STATED GOAL - Extract every entry word for word.

** start GIVEN ENTRIES **

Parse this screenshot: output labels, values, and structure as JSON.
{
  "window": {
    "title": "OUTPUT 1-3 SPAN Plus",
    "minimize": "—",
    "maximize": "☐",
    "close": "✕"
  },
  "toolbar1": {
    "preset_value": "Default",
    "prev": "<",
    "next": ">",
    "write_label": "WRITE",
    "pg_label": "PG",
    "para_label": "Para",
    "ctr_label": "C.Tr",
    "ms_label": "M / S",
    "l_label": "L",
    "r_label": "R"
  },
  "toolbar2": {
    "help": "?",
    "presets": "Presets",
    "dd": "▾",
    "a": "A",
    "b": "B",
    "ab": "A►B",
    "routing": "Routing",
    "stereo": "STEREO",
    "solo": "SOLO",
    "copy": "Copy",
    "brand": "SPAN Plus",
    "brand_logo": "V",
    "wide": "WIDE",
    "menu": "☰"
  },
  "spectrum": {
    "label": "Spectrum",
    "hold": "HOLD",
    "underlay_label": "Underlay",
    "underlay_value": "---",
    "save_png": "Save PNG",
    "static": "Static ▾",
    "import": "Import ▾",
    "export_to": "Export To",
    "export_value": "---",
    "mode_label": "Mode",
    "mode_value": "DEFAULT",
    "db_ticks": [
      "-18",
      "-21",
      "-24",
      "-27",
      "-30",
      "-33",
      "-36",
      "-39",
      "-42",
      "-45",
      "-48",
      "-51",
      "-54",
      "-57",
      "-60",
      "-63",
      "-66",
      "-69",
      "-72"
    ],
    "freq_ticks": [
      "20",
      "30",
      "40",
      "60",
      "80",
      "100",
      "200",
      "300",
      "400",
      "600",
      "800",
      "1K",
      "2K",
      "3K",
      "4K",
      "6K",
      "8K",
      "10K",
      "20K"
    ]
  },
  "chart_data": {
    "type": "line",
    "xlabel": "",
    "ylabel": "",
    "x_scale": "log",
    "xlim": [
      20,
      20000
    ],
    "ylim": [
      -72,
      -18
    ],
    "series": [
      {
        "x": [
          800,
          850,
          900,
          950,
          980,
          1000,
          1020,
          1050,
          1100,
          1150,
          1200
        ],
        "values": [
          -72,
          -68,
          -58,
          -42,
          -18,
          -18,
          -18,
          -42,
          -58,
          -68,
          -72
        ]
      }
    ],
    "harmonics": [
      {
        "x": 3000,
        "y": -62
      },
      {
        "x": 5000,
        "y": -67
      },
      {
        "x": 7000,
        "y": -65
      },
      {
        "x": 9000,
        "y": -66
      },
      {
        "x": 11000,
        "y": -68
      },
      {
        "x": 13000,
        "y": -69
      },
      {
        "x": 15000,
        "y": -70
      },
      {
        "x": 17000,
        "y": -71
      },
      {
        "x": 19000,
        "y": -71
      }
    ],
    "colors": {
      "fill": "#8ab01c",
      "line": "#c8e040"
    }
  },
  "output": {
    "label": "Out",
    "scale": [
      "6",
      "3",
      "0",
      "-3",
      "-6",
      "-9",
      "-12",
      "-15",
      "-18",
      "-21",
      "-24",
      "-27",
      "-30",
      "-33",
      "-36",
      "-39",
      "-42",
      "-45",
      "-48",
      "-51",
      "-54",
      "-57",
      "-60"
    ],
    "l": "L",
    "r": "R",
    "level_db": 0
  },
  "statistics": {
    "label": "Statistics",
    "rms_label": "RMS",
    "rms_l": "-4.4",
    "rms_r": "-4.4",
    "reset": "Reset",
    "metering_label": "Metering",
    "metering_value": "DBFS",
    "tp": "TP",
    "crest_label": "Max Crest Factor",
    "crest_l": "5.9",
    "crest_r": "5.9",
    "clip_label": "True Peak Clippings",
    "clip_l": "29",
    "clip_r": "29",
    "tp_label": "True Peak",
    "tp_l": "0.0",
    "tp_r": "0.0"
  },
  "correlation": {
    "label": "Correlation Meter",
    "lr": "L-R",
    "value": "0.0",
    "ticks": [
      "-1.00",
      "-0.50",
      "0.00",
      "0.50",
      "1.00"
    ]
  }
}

** end GIVEN ENTRIES **

RESULT OF THIS TASK -
Parse this screenshot: output labels, values, and structure as JSON.
{
  "window": {
    "title": "OUTPUT 1-3 SPAN Plus",
    "minimize": "—",
    "maximize": "☐",
    "close": "✕"
  },
  "toolbar1": {
    "preset_value": "Default",
    "prev": "<",
    "next": ">",
    "write_label": "WRITE",
    "pg_label": "PG",
    "para_label": "Para",
    "ctr_label": "C.Tr",
    "ms_label": "M / S",
    "l_label": "L",
    "r_label": "R"
  },
  "toolbar2": {
    "help": "?",
    "presets": "Presets",
    "dd": "▾",
    "a": "A",
    "b": "B",
    "ab": "A►B",
    "routing": "Routing",
    "stereo": "STEREO",
    "solo": "SOLO",
    "copy": "Copy",
    "brand": "SPAN Plus",
    "brand_logo": "V",
    "wide": "WIDE",
    "menu": "☰"
  },
  "spectrum": {
    "label": "Spectrum",
    "hold": "HOLD",
    "underlay_label": "Underlay",
    "underlay_value": "---",
    "save_png": "Save PNG",
    "static": "Static ▾",
    "import": "Import ▾",
    "export_to": "Export To",
    "export_value": "---",
    "mode_label": "Mode",
    "mode_value": "DEFAULT",
    "db_ticks": [
      "-18",
      "-21",
      "-24",
      "-27",
      "-30",
      "-33",
      "-36",
      "-39",
      "-42",
      "-45",
      "-48",
      "-51",
      "-54",
      "-57",
      "-60",
      "-63",
      "-66",
      "-69",
      "-72"
    ],
    "freq_ticks": [
      "20",
      "30",
      "40",
      "60",
      "80",
      "100",
      "200",
      "300",
      "400",
      "600",
      "800",
      "1K",
      "2K",
      "3K",
      "4K",
      "6K",
      "8K",
      "10K",
      "20K"
    ]
  },
  "chart_data": {
    "type": "line",
    "xlabel": "",
    "ylabel": "",
    "x_scale": "log",
    "xlim": [
      20,
      20000
    ],
    "ylim": [
      -72,
      -18
    ],
    "series": [
      {
        "x": [
          800,
          850,
          900,
          950,
          980,
          1000,
          1020,
          1050,
          1100,
          1150,
          1200
        ],
        "values": [
          -72,
          -68,
          -58,
          -42,
          -18,
          -18,
          -18,
          -42,
          -58,
          -68,
          -72
        ]
      }
    ],
    "harmonics": [
      {
        "x": 3000,
        "y": -62
      },
      {
        "x": 5000,
        "y": -67
      },
      {
        "x": 7000,
        "y": -65
      },
      {
        "x": 9000,
        "y": -66
      },
      {
        "x": 11000,
        "y": -68
      },
      {
        "x": 13000,
        "y": -69
      },
      {
        "x": 15000,
        "y": -70
      },
      {
        "x": 17000,
        "y": -71
      },
      {
        "x": 19000,
        "y": -71
      }
    ],
    "colors": {
      "fill": "#8ab01c",
      "line": "#c8e040"
    }
  },
  "output": {
    "label": "Out",
    "scale": [
      "6",
      "3",
      "0",
      "-3",
      "-6",
      "-9",
      "-12",
      "-15",
      "-18",
      "-21",
      "-24",
      "-27",
      "-30",
      "-33",
      "-36",
      "-39",
      "-42",
      "-45",
      "-48",
      "-51",
      "-54",
      "-57",
      "-60"
    ],
    "l": "L",
    "r": "R",
    "level_db": 0
  },
  "statistics": {
    "label": "Statistics",
    "rms_label": "RMS",
    "rms_l": "-4.4",
    "rms_r": "-4.4",
    "reset": "Reset",
    "metering_label": "Metering",
    "metering_value": "DBFS",
    "tp": "TP",
    "crest_label": "Max Crest Factor",
    "crest_l": "5.9",
    "crest_r": "5.9",
    "clip_label": "True Peak Clippings",
    "clip_l": "29",
    "clip_r": "29",
    "tp_label": "True Peak",
    "tp_l": "0.0",
    "tp_r": "0.0"
  },
  "correlation": {
    "label": "Correlation Meter",
    "lr": "L-R",
    "value": "0.0",
    "ticks": [
      "-1.00",
      "-0.50",
      "0.00",
      "0.50",
      "1.00"
    ]
  }
}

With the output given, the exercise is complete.